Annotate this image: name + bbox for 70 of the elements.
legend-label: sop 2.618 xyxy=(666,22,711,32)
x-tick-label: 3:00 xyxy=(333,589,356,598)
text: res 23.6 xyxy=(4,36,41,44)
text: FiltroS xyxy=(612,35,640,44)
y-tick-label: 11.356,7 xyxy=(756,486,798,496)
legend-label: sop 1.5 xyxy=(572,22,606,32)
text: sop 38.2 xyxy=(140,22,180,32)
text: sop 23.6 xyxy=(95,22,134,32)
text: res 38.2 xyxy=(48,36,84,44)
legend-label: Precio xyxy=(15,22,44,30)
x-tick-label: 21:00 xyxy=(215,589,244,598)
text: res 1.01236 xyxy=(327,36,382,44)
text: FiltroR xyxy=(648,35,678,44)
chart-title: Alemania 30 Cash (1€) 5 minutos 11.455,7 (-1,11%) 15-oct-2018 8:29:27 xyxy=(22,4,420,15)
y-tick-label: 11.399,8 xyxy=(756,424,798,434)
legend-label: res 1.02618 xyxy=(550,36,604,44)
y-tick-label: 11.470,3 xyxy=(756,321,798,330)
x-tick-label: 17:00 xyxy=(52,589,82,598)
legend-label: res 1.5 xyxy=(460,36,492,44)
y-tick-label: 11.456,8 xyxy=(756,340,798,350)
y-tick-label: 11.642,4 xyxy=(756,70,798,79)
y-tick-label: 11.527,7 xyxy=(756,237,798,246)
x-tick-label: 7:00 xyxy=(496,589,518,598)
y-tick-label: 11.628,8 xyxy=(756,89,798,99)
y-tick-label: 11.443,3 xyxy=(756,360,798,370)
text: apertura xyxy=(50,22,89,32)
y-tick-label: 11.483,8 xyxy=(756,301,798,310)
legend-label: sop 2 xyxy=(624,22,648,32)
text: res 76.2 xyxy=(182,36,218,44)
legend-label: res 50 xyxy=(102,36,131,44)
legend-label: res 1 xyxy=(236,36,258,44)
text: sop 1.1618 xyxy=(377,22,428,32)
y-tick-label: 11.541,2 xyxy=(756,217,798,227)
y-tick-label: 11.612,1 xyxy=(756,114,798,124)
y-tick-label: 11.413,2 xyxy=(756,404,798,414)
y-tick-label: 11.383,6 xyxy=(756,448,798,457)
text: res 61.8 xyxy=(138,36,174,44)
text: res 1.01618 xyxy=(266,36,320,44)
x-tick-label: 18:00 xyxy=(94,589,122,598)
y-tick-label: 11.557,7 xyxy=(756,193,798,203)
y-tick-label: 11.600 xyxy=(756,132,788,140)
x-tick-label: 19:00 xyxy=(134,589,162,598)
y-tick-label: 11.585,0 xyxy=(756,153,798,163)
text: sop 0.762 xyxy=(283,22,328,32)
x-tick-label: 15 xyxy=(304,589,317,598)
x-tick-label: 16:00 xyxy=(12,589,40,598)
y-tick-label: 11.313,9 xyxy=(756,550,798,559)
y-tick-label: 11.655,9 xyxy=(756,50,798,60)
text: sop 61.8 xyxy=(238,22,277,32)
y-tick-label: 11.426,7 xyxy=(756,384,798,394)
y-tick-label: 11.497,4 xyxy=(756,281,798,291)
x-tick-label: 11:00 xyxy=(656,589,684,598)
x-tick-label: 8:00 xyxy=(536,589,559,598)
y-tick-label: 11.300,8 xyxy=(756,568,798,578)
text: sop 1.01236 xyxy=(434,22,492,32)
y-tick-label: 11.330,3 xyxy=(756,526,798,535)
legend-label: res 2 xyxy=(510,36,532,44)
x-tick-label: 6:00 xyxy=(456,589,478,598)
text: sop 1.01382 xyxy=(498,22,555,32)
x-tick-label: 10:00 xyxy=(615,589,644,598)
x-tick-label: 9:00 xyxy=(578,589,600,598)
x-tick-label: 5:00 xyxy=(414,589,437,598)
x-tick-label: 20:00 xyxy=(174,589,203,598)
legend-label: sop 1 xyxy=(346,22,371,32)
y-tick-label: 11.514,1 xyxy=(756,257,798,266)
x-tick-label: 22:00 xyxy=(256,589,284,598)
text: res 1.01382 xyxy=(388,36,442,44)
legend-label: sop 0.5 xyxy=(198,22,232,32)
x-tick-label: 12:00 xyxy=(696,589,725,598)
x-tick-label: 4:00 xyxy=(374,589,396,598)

---

PROBLEM TO WORK ON
Return all the items above verbatim, line for line, in their original order.

SOLUTION TO THIS EXERCISE
Annotate this image: name + bbox for 70 of the elements.
legend-label: sop 2.618 xyxy=(666,22,711,32)
x-tick-label: 3:00 xyxy=(333,589,356,598)
text: res 23.6 xyxy=(4,36,41,44)
text: FiltroS xyxy=(612,35,640,44)
y-tick-label: 11.356,7 xyxy=(756,486,798,496)
legend-label: sop 1.5 xyxy=(572,22,606,32)
text: sop 38.2 xyxy=(140,22,180,32)
text: sop 23.6 xyxy=(95,22,134,32)
text: res 38.2 xyxy=(48,36,84,44)
legend-label: Precio xyxy=(15,22,44,30)
x-tick-label: 21:00 xyxy=(215,589,244,598)
text: res 1.01236 xyxy=(327,36,382,44)
text: FiltroR xyxy=(648,35,678,44)
chart-title: Alemania 30 Cash (1€) 5 minutos 11.455,7 (-1,11%) 15-oct-2018 8:29:27 xyxy=(22,4,420,15)
y-tick-label: 11.399,8 xyxy=(756,424,798,434)
legend-label: res 1.02618 xyxy=(550,36,604,44)
y-tick-label: 11.470,3 xyxy=(756,321,798,330)
x-tick-label: 17:00 xyxy=(52,589,82,598)
legend-label: res 1.5 xyxy=(460,36,492,44)
y-tick-label: 11.456,8 xyxy=(756,340,798,350)
y-tick-label: 11.642,4 xyxy=(756,70,798,79)
y-tick-label: 11.527,7 xyxy=(756,237,798,246)
x-tick-label: 7:00 xyxy=(496,589,518,598)
y-tick-label: 11.628,8 xyxy=(756,89,798,99)
y-tick-label: 11.443,3 xyxy=(756,360,798,370)
text: apertura xyxy=(50,22,89,32)
y-tick-label: 11.483,8 xyxy=(756,301,798,310)
legend-label: sop 2 xyxy=(624,22,648,32)
text: res 76.2 xyxy=(182,36,218,44)
legend-label: res 50 xyxy=(102,36,131,44)
legend-label: res 1 xyxy=(236,36,258,44)
text: sop 1.1618 xyxy=(377,22,428,32)
y-tick-label: 11.541,2 xyxy=(756,217,798,227)
y-tick-label: 11.612,1 xyxy=(756,114,798,124)
y-tick-label: 11.413,2 xyxy=(756,404,798,414)
y-tick-label: 11.383,6 xyxy=(756,448,798,457)
text: res 61.8 xyxy=(138,36,174,44)
text: res 1.01618 xyxy=(266,36,320,44)
x-tick-label: 18:00 xyxy=(94,589,122,598)
y-tick-label: 11.557,7 xyxy=(756,193,798,203)
y-tick-label: 11.600 xyxy=(756,132,788,140)
x-tick-label: 19:00 xyxy=(134,589,162,598)
y-tick-label: 11.585,0 xyxy=(756,153,798,163)
text: sop 0.762 xyxy=(283,22,328,32)
x-tick-label: 15 xyxy=(304,589,317,598)
x-tick-label: 16:00 xyxy=(12,589,40,598)
y-tick-label: 11.313,9 xyxy=(756,550,798,559)
y-tick-label: 11.655,9 xyxy=(756,50,798,60)
text: sop 61.8 xyxy=(238,22,277,32)
y-tick-label: 11.426,7 xyxy=(756,384,798,394)
y-tick-label: 11.497,4 xyxy=(756,281,798,291)
x-tick-label: 11:00 xyxy=(656,589,684,598)
x-tick-label: 8:00 xyxy=(536,589,559,598)
y-tick-label: 11.300,8 xyxy=(756,568,798,578)
text: sop 1.01236 xyxy=(434,22,492,32)
y-tick-label: 11.330,3 xyxy=(756,526,798,535)
legend-label: res 2 xyxy=(510,36,532,44)
x-tick-label: 6:00 xyxy=(456,589,478,598)
text: sop 1.01382 xyxy=(498,22,555,32)
x-tick-label: 10:00 xyxy=(615,589,644,598)
x-tick-label: 9:00 xyxy=(578,589,600,598)
x-tick-label: 5:00 xyxy=(414,589,437,598)
x-tick-label: 20:00 xyxy=(174,589,203,598)
legend-label: sop 1 xyxy=(346,22,371,32)
y-tick-label: 11.514,1 xyxy=(756,257,798,266)
x-tick-label: 22:00 xyxy=(256,589,284,598)
text: res 1.01382 xyxy=(388,36,442,44)
legend-label: sop 0.5 xyxy=(198,22,232,32)
x-tick-label: 12:00 xyxy=(696,589,725,598)
x-tick-label: 4:00 xyxy=(374,589,396,598)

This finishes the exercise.